__Work to be completed__: Pull every line of the entries that has the word "rest".
## begin Input
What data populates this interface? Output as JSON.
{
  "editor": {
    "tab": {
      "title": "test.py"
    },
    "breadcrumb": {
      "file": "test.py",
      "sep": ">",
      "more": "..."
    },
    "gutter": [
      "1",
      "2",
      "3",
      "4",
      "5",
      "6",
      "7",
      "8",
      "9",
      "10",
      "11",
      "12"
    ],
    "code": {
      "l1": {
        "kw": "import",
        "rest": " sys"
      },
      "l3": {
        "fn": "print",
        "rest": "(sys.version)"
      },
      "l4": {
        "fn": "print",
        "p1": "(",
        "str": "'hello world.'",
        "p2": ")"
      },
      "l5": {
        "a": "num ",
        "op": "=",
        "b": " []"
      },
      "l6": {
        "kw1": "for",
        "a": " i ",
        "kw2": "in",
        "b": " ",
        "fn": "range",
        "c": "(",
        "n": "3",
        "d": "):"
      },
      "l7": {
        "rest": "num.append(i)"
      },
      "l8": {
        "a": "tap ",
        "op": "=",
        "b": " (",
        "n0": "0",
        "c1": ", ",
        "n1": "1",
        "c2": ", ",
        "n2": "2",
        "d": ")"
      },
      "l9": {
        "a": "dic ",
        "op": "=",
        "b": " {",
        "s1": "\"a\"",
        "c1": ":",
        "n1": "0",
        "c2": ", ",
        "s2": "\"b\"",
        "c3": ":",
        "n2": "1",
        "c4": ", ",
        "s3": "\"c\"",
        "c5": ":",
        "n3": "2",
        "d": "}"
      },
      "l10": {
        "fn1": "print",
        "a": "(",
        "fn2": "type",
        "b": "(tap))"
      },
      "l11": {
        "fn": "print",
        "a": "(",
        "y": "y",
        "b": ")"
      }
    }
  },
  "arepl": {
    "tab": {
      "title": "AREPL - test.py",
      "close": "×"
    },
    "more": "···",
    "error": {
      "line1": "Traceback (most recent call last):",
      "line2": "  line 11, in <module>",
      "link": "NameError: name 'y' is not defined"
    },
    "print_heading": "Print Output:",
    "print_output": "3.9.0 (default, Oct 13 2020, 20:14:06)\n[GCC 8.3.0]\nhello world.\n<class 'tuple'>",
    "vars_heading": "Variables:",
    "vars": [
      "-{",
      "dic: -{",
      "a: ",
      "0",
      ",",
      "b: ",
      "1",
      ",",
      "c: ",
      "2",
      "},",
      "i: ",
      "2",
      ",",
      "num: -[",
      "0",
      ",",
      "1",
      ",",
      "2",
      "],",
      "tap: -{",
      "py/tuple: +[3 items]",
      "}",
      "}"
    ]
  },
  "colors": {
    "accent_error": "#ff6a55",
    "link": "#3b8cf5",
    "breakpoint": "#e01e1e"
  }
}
## end Input
__Written reply__:
        "rest": " sys"
        "rest": "(sys.version)"
        "rest": "num.append(i)"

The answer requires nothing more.